==== ENTRIES PROVIDED ====

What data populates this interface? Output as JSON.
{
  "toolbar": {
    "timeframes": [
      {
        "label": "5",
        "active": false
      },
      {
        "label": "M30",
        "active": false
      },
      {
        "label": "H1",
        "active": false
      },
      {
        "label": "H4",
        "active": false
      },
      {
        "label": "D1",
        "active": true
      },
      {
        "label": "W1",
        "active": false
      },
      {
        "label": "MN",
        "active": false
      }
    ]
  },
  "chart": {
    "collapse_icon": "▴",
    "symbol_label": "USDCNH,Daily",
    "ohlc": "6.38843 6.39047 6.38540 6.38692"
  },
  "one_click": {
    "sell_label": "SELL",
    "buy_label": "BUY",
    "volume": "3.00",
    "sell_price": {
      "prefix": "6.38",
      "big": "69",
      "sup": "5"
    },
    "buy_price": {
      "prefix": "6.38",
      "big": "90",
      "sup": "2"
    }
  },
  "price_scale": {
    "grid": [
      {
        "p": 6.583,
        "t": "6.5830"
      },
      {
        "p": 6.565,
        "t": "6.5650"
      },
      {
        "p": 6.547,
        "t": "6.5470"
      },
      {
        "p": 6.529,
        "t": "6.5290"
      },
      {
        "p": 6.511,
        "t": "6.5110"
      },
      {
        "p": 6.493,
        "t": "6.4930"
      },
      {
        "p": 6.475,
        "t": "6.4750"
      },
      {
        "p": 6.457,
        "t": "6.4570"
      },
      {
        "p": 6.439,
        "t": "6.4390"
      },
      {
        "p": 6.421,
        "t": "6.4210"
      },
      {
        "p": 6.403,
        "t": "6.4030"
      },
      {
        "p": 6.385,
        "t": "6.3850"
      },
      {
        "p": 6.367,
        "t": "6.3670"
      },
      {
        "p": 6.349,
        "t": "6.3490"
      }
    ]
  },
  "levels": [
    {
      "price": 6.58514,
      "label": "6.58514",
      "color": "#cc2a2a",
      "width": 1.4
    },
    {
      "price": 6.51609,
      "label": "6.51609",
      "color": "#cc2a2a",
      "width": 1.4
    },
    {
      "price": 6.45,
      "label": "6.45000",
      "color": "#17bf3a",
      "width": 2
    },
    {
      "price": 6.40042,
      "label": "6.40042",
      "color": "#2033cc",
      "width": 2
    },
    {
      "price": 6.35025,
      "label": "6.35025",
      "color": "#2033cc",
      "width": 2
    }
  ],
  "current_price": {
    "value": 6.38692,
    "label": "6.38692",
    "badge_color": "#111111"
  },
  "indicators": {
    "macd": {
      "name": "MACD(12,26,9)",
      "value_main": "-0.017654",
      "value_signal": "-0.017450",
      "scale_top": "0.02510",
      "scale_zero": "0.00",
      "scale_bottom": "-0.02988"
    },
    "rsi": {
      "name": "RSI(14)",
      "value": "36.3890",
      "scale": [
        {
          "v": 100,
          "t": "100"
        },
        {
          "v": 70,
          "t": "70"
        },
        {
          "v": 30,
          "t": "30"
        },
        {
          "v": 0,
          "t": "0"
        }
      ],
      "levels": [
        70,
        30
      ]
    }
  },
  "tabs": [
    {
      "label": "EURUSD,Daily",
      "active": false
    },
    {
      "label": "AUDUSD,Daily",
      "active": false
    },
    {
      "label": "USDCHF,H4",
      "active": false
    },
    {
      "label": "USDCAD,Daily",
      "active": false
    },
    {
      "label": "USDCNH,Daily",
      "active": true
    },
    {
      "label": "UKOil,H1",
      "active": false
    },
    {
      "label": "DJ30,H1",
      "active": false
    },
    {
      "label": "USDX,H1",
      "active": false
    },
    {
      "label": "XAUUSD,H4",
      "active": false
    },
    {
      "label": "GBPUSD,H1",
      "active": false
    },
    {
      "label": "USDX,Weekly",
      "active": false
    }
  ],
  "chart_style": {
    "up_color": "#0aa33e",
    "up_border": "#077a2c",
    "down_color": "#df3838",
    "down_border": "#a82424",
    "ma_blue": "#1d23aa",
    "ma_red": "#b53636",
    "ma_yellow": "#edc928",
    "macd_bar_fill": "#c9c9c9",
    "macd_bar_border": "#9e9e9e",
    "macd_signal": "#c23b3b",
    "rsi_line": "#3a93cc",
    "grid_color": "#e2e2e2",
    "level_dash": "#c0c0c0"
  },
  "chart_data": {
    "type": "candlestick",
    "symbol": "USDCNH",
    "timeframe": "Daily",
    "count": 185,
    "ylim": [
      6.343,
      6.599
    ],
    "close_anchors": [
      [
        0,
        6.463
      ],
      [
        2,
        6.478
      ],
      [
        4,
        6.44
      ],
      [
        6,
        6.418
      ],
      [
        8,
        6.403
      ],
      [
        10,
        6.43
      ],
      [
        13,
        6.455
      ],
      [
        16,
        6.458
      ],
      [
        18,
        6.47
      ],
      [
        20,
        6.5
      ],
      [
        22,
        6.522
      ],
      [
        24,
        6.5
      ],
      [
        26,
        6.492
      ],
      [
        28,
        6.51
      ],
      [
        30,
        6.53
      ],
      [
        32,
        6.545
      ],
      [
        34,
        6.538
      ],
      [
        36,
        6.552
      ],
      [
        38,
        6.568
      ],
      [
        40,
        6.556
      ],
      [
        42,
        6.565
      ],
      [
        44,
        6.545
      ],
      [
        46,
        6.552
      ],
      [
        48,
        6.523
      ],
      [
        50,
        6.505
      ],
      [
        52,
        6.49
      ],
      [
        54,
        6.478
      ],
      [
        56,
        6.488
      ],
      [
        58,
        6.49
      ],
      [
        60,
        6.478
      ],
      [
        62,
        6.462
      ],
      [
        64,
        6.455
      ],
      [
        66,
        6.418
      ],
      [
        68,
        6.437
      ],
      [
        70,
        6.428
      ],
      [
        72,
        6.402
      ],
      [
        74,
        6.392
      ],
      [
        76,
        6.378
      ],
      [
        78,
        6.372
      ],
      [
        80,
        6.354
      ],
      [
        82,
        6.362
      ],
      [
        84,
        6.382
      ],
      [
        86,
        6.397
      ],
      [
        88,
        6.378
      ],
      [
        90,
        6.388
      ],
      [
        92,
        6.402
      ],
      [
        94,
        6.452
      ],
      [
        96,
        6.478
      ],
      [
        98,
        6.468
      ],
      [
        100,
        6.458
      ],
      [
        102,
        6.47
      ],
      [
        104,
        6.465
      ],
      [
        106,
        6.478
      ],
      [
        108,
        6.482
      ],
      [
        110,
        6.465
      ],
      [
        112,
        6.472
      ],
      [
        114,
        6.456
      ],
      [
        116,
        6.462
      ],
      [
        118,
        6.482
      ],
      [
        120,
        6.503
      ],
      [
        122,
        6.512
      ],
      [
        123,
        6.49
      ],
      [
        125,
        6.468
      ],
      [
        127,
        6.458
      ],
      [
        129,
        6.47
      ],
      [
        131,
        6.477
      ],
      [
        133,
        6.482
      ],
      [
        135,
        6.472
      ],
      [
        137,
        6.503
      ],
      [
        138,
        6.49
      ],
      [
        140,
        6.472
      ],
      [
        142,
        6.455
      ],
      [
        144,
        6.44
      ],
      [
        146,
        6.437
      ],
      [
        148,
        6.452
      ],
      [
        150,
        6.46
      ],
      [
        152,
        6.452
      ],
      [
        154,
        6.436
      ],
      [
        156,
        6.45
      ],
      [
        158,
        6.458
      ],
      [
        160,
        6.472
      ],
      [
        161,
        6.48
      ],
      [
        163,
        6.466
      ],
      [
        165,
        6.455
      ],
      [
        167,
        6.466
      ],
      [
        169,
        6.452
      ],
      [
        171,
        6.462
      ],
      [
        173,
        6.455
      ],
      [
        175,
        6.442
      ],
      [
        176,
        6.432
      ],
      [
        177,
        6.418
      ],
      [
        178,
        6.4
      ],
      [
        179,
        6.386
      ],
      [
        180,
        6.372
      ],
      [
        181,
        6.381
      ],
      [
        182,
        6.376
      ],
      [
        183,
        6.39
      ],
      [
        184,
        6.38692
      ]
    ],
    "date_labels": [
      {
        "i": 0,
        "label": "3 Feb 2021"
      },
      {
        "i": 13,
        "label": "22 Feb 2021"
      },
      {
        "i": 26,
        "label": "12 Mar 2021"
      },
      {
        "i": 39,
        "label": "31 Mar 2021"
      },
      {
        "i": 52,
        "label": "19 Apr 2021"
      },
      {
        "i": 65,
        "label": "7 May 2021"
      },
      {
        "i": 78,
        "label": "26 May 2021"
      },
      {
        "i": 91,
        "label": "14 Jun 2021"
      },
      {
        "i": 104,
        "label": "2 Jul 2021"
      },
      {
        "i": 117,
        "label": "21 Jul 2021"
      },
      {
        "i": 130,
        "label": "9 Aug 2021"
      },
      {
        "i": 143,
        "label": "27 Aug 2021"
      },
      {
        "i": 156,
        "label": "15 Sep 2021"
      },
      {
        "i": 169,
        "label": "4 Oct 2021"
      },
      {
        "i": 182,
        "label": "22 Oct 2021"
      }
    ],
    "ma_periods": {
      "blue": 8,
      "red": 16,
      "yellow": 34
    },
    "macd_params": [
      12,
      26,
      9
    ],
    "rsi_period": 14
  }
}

====

THE REQUEST: Report the number of lines in the entries above that include the string "Daily". Give nothing but the number.

FULL RESPONSE: 6